* Instruction: State how many lines hold the word "peculiarities", with no other words.

* Records for processing:

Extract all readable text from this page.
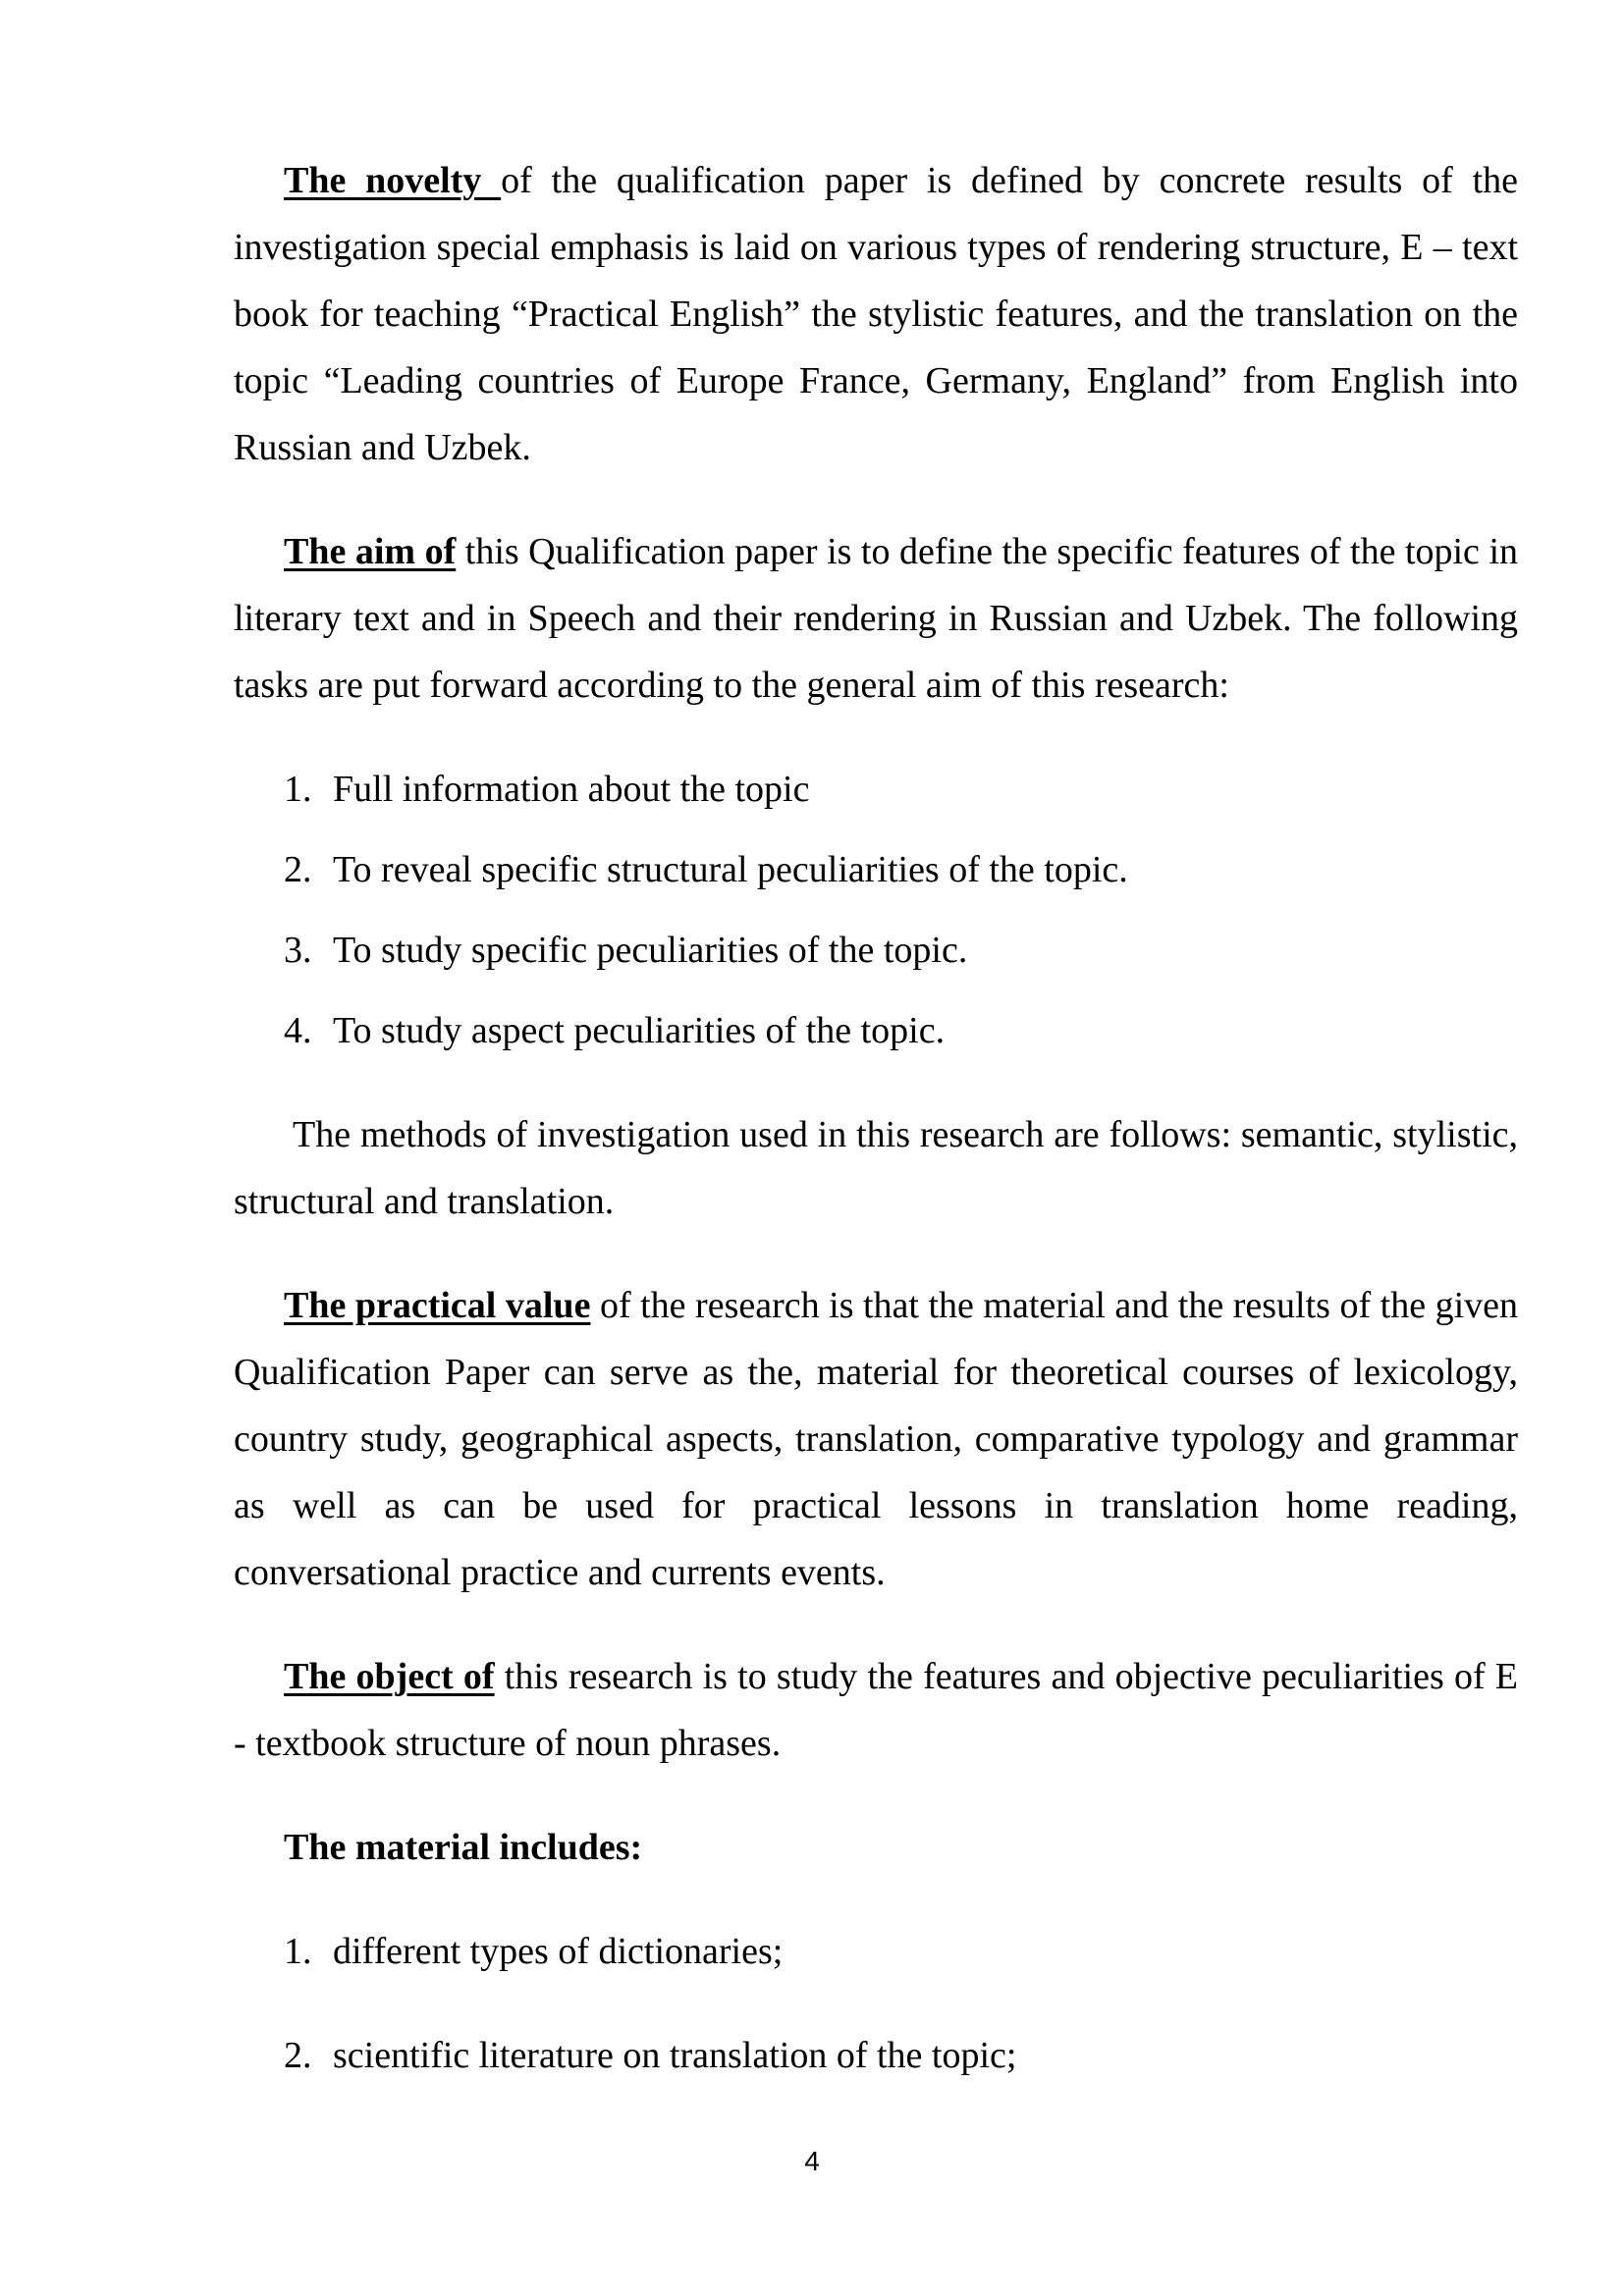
The novelty of the qualification paper is defined by concrete results of the investigation special emphasis is laid on various types of rendering structure, E – text book for teaching “Practical English” the stylistic features, and the translation on the topic “Leading countries of Europe France, Germany, England” from English into Russian and Uzbek.

The aim of this Qualification paper is to define the specific features of the topic in literary text and in Speech and their rendering in Russian and Uzbek. The following tasks are put forward according to the general aim of this research:

1. Full information about the topic
2. To reveal specific structural peculiarities of the topic.
3. To study specific peculiarities of the topic.
4. To study aspect peculiarities of the topic.

The methods of investigation used in this research are follows: semantic, stylistic, structural and translation.

The practical value of the research is that the material and the results of the given Qualification Paper can serve as the, material for theoretical courses of lexicology, country study, geographical aspects, translation, comparative typology and grammar as well as can be used for practical lessons in translation home reading, conversational practice and currents events.

The object of this research is to study the features and objective peculiarities of E - textbook structure of noun phrases.

The material includes:
1. different types of dictionaries;
2. scientific literature on translation of the topic;
4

* Solution for this problem: 4